▶ Exercise task
Return every line of the listing below unchanged, character for character.

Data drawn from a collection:
━━━

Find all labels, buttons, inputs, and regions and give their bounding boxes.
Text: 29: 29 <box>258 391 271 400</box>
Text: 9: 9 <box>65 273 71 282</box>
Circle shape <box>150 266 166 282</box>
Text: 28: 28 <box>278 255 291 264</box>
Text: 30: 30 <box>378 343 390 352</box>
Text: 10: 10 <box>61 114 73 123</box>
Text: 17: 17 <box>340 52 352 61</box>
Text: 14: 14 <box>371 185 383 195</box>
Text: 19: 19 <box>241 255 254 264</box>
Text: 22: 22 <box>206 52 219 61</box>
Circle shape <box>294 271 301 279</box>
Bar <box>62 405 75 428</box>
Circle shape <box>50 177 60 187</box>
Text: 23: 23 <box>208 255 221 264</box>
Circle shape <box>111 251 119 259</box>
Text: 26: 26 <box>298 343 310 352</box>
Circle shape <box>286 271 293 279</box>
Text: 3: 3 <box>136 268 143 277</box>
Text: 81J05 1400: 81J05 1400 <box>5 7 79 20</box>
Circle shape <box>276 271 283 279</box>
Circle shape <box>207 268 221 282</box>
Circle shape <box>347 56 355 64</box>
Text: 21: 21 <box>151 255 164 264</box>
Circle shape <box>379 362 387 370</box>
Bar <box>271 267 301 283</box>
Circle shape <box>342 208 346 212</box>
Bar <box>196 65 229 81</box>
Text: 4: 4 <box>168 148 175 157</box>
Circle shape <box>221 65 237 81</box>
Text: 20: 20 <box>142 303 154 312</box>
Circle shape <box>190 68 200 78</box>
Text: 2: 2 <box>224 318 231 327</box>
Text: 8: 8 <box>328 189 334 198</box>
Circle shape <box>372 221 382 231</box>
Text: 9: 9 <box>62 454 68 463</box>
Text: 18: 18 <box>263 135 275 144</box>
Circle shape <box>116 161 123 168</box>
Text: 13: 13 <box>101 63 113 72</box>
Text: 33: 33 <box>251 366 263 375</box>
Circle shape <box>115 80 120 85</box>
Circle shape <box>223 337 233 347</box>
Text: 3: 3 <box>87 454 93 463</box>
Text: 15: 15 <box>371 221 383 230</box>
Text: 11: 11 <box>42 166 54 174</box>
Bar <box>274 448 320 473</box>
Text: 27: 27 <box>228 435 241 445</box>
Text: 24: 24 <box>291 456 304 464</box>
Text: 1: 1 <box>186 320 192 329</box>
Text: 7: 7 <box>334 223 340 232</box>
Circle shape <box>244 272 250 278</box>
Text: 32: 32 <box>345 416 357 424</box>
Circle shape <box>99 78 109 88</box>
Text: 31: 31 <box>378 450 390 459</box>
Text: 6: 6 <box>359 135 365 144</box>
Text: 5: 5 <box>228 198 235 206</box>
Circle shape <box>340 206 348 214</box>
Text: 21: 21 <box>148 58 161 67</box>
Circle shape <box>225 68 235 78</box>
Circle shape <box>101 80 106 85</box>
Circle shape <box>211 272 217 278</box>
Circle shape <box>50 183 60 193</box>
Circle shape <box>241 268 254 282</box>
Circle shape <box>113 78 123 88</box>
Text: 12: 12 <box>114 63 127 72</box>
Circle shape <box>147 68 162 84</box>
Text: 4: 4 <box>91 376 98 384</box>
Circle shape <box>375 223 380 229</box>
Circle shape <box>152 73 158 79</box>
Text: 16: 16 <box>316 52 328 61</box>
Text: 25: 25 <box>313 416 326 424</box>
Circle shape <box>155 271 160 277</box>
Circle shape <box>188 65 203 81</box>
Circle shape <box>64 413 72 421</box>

━━━

▶ Solution for this task
Find all labels, buttons, inputs, and regions and give their bounding boxes.
Text: 29: 29 <box>258 391 271 400</box>
Text: 9: 9 <box>65 273 71 282</box>
Circle shape <box>150 266 166 282</box>
Text: 28: 28 <box>278 255 291 264</box>
Text: 30: 30 <box>378 343 390 352</box>
Text: 10: 10 <box>61 114 73 123</box>
Text: 17: 17 <box>340 52 352 61</box>
Text: 14: 14 <box>371 185 383 195</box>
Text: 19: 19 <box>241 255 254 264</box>
Text: 22: 22 <box>206 52 219 61</box>
Circle shape <box>294 271 301 279</box>
Bar <box>62 405 75 428</box>
Circle shape <box>50 177 60 187</box>
Text: 23: 23 <box>208 255 221 264</box>
Circle shape <box>111 251 119 259</box>
Text: 26: 26 <box>298 343 310 352</box>
Circle shape <box>286 271 293 279</box>
Text: 3: 3 <box>136 268 143 277</box>
Text: 81J05 1400: 81J05 1400 <box>5 7 79 20</box>
Circle shape <box>276 271 283 279</box>
Circle shape <box>207 268 221 282</box>
Circle shape <box>347 56 355 64</box>
Text: 21: 21 <box>151 255 164 264</box>
Circle shape <box>379 362 387 370</box>
Bar <box>271 267 301 283</box>
Circle shape <box>342 208 346 212</box>
Bar <box>196 65 229 81</box>
Text: 4: 4 <box>168 148 175 157</box>
Circle shape <box>221 65 237 81</box>
Text: 20: 20 <box>142 303 154 312</box>
Circle shape <box>190 68 200 78</box>
Text: 2: 2 <box>224 318 231 327</box>
Text: 8: 8 <box>328 189 334 198</box>
Circle shape <box>372 221 382 231</box>
Text: 9: 9 <box>62 454 68 463</box>
Text: 18: 18 <box>263 135 275 144</box>
Circle shape <box>116 161 123 168</box>
Text: 13: 13 <box>101 63 113 72</box>
Text: 33: 33 <box>251 366 263 375</box>
Circle shape <box>115 80 120 85</box>
Circle shape <box>223 337 233 347</box>
Text: 3: 3 <box>87 454 93 463</box>
Text: 15: 15 <box>371 221 383 230</box>
Text: 11: 11 <box>42 166 54 174</box>
Bar <box>274 448 320 473</box>
Text: 27: 27 <box>228 435 241 445</box>
Text: 24: 24 <box>291 456 304 464</box>
Text: 1: 1 <box>186 320 192 329</box>
Text: 7: 7 <box>334 223 340 232</box>
Circle shape <box>244 272 250 278</box>
Text: 32: 32 <box>345 416 357 424</box>
Circle shape <box>99 78 109 88</box>
Text: 31: 31 <box>378 450 390 459</box>
Text: 6: 6 <box>359 135 365 144</box>
Text: 5: 5 <box>228 198 235 206</box>
Circle shape <box>340 206 348 214</box>
Text: 21: 21 <box>148 58 161 67</box>
Circle shape <box>225 68 235 78</box>
Circle shape <box>101 80 106 85</box>
Circle shape <box>211 272 217 278</box>
Circle shape <box>50 183 60 193</box>
Circle shape <box>241 268 254 282</box>
Circle shape <box>113 78 123 88</box>
Text: 12: 12 <box>114 63 127 72</box>
Circle shape <box>147 68 162 84</box>
Text: 4: 4 <box>91 376 98 384</box>
Circle shape <box>375 223 380 229</box>
Circle shape <box>152 73 158 79</box>
Text: 16: 16 <box>316 52 328 61</box>
Text: 25: 25 <box>313 416 326 424</box>
Circle shape <box>155 271 160 277</box>
Circle shape <box>188 65 203 81</box>
Circle shape <box>64 413 72 421</box>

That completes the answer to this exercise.